[Collected data]
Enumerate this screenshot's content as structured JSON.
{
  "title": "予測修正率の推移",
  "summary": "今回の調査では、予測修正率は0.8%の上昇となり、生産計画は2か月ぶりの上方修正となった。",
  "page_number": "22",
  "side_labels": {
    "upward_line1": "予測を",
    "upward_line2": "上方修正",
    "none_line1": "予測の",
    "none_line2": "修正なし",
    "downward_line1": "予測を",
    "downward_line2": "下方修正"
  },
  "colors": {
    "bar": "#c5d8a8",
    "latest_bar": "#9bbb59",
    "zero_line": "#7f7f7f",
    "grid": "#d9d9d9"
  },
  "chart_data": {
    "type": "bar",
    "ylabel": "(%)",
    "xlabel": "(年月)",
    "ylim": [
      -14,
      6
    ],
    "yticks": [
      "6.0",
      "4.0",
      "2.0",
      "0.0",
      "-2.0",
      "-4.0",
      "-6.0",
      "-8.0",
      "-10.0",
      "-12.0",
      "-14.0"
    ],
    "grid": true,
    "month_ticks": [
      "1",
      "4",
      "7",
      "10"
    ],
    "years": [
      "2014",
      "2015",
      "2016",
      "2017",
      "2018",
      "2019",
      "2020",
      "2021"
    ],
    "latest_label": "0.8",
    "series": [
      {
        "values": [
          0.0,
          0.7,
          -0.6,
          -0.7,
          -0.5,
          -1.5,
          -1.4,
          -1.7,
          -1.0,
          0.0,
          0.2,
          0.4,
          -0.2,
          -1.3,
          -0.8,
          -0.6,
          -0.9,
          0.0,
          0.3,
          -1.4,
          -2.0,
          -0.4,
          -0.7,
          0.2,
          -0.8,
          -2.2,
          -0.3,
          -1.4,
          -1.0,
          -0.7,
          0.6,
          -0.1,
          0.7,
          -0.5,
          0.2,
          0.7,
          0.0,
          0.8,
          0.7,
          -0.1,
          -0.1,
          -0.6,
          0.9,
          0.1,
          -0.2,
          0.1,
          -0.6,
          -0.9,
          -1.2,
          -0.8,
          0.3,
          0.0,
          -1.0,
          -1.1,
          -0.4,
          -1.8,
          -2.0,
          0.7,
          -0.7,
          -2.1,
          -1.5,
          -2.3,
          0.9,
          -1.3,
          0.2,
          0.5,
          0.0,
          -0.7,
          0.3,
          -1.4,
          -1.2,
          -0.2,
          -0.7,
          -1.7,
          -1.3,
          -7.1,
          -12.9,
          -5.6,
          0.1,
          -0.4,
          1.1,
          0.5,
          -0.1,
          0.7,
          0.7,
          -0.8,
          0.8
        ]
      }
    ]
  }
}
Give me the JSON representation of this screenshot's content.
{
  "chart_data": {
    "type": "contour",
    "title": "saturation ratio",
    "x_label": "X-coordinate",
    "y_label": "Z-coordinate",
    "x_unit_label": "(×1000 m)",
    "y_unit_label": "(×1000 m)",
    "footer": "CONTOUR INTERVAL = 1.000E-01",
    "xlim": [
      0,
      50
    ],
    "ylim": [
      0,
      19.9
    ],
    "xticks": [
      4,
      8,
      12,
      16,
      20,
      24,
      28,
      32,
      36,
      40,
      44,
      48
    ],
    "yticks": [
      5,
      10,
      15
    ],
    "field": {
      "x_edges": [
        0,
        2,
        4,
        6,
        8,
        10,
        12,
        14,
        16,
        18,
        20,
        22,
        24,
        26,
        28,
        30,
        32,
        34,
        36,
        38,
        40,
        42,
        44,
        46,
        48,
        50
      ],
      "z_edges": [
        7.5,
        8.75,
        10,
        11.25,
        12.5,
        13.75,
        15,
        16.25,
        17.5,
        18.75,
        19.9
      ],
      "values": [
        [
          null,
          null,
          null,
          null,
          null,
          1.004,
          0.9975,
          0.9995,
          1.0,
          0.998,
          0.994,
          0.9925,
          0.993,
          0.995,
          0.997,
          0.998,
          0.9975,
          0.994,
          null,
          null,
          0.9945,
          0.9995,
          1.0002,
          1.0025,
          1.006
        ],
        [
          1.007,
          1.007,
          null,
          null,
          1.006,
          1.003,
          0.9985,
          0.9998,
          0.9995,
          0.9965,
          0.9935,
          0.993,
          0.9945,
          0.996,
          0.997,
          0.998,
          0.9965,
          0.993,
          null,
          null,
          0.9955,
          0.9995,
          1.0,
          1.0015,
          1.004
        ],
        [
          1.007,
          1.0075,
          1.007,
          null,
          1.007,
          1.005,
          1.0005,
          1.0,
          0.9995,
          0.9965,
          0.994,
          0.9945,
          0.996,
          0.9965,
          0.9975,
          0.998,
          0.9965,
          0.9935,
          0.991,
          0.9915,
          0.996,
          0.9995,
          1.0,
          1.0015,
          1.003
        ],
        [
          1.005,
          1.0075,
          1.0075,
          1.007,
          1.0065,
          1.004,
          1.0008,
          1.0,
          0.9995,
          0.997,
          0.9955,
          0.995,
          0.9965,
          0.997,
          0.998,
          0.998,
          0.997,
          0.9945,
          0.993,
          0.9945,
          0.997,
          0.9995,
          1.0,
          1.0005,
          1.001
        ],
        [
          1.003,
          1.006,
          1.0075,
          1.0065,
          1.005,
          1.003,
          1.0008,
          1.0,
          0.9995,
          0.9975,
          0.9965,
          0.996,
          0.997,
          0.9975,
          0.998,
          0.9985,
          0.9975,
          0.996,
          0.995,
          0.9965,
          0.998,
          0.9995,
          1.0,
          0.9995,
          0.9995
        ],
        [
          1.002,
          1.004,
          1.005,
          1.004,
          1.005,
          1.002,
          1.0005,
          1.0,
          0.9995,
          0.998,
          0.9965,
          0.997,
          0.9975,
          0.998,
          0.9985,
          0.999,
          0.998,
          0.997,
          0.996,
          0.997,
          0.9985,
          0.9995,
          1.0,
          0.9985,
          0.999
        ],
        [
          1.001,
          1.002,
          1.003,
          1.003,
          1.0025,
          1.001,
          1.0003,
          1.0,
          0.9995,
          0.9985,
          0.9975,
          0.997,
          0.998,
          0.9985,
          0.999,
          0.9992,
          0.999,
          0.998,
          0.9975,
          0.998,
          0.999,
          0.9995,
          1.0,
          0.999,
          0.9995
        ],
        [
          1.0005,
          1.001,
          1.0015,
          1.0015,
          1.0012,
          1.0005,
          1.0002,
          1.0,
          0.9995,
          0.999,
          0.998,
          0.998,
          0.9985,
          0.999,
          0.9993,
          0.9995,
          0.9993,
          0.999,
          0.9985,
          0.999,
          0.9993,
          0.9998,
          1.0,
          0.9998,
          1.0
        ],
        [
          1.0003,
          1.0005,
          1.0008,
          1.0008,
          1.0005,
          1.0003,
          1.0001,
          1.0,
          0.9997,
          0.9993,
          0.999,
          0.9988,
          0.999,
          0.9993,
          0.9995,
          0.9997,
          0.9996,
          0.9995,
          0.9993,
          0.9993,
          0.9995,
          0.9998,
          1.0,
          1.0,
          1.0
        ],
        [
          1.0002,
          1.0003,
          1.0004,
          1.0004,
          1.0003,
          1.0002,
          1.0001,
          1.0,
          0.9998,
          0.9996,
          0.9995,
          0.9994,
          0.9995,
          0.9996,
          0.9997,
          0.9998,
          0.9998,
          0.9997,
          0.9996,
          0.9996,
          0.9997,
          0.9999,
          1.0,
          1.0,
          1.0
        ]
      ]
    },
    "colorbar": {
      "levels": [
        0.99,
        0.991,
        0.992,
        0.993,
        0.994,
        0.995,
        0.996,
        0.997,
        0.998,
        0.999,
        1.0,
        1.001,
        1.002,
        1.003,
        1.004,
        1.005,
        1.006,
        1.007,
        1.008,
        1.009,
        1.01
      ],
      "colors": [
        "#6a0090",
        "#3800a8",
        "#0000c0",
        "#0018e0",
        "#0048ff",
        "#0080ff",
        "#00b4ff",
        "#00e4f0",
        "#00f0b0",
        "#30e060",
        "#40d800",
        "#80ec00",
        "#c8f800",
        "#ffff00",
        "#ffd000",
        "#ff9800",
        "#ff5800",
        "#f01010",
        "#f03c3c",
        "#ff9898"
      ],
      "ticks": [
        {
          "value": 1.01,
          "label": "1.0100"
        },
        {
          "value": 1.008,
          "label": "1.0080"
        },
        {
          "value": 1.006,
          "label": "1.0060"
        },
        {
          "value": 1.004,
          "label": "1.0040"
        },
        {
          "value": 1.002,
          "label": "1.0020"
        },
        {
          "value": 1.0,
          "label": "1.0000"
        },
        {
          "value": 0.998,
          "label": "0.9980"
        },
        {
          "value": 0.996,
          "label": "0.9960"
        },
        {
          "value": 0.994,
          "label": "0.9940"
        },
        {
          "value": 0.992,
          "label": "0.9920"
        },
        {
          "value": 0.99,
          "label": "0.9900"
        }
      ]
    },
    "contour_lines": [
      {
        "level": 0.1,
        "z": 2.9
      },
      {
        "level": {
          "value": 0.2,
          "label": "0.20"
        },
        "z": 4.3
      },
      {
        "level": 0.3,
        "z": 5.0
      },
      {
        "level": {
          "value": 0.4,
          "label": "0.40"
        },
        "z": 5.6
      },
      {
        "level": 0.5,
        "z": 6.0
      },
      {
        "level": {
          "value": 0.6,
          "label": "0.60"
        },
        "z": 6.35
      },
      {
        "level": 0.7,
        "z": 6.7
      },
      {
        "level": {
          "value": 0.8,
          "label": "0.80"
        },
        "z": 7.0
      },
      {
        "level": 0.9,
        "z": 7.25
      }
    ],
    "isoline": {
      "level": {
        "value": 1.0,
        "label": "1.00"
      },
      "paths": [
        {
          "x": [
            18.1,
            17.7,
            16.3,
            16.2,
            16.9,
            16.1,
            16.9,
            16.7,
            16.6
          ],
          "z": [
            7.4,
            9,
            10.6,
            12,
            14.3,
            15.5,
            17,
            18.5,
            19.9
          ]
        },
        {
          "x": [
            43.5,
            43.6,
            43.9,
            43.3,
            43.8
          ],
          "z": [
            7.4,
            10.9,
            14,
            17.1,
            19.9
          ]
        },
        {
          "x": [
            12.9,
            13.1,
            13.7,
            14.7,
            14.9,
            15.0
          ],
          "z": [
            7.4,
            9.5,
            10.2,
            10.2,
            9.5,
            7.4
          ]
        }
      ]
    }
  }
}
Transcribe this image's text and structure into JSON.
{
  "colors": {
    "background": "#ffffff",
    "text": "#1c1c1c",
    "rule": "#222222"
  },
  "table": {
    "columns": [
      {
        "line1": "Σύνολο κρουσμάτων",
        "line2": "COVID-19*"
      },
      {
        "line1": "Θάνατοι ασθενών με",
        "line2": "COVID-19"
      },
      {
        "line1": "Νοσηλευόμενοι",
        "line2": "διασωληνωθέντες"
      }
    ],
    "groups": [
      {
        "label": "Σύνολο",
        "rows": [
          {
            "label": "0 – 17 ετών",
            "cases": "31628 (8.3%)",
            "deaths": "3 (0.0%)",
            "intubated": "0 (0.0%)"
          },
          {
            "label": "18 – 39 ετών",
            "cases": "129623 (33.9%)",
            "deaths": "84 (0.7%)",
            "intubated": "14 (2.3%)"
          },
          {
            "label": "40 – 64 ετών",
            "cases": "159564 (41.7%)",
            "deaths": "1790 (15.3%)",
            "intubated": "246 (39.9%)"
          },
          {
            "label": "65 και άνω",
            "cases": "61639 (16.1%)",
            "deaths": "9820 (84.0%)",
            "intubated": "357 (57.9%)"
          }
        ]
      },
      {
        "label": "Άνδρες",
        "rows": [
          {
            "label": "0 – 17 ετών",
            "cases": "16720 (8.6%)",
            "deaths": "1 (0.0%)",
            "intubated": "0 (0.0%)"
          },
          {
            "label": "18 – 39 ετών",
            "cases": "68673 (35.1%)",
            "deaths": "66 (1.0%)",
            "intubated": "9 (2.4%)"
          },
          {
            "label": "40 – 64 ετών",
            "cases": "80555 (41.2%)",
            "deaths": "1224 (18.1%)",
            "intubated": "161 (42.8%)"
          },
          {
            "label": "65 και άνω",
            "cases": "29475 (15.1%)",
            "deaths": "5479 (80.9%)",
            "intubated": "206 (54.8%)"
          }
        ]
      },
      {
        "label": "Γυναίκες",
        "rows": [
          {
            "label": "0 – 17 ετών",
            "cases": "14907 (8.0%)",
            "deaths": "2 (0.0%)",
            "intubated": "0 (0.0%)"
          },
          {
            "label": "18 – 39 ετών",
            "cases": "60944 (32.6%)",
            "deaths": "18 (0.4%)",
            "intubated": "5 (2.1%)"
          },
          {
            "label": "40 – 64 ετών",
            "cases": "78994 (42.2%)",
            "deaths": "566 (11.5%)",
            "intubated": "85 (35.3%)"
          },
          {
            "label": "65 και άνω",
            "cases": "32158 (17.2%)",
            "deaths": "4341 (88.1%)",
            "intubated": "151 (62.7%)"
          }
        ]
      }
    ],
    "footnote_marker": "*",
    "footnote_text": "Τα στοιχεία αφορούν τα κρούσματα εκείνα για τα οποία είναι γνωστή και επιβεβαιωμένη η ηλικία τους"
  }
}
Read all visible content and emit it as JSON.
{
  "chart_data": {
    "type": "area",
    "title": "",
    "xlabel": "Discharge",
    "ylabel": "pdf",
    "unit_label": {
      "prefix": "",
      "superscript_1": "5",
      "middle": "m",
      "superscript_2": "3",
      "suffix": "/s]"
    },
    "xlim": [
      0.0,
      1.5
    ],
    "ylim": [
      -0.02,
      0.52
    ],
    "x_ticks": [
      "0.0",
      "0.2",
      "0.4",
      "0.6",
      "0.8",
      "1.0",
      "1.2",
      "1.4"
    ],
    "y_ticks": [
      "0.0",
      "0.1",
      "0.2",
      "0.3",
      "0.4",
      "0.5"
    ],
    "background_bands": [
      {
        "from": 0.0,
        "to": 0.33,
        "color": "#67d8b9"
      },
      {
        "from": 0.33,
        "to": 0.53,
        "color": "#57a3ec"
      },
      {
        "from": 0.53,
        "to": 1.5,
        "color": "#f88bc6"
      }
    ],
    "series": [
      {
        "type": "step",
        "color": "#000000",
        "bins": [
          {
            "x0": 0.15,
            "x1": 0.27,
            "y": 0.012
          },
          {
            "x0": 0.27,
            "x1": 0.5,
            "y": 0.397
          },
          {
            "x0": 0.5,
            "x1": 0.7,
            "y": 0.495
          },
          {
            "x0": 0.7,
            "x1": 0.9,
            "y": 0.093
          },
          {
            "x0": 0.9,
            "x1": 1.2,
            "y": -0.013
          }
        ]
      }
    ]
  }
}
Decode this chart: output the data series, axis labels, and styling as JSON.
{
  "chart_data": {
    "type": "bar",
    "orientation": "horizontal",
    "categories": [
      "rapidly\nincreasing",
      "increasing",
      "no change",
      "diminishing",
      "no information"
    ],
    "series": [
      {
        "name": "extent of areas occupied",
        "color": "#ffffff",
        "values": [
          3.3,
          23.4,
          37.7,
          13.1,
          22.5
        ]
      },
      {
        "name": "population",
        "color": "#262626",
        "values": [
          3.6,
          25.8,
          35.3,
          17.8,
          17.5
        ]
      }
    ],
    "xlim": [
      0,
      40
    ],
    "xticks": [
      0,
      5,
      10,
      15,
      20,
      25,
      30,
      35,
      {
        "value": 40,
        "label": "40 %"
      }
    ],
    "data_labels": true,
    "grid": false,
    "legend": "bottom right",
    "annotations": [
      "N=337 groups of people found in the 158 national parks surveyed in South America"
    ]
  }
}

WHAT YOU WILL DO: Indicate how many lines of the material include the word "coordinate"; the number alone is required.

TASK SOLUTION: 2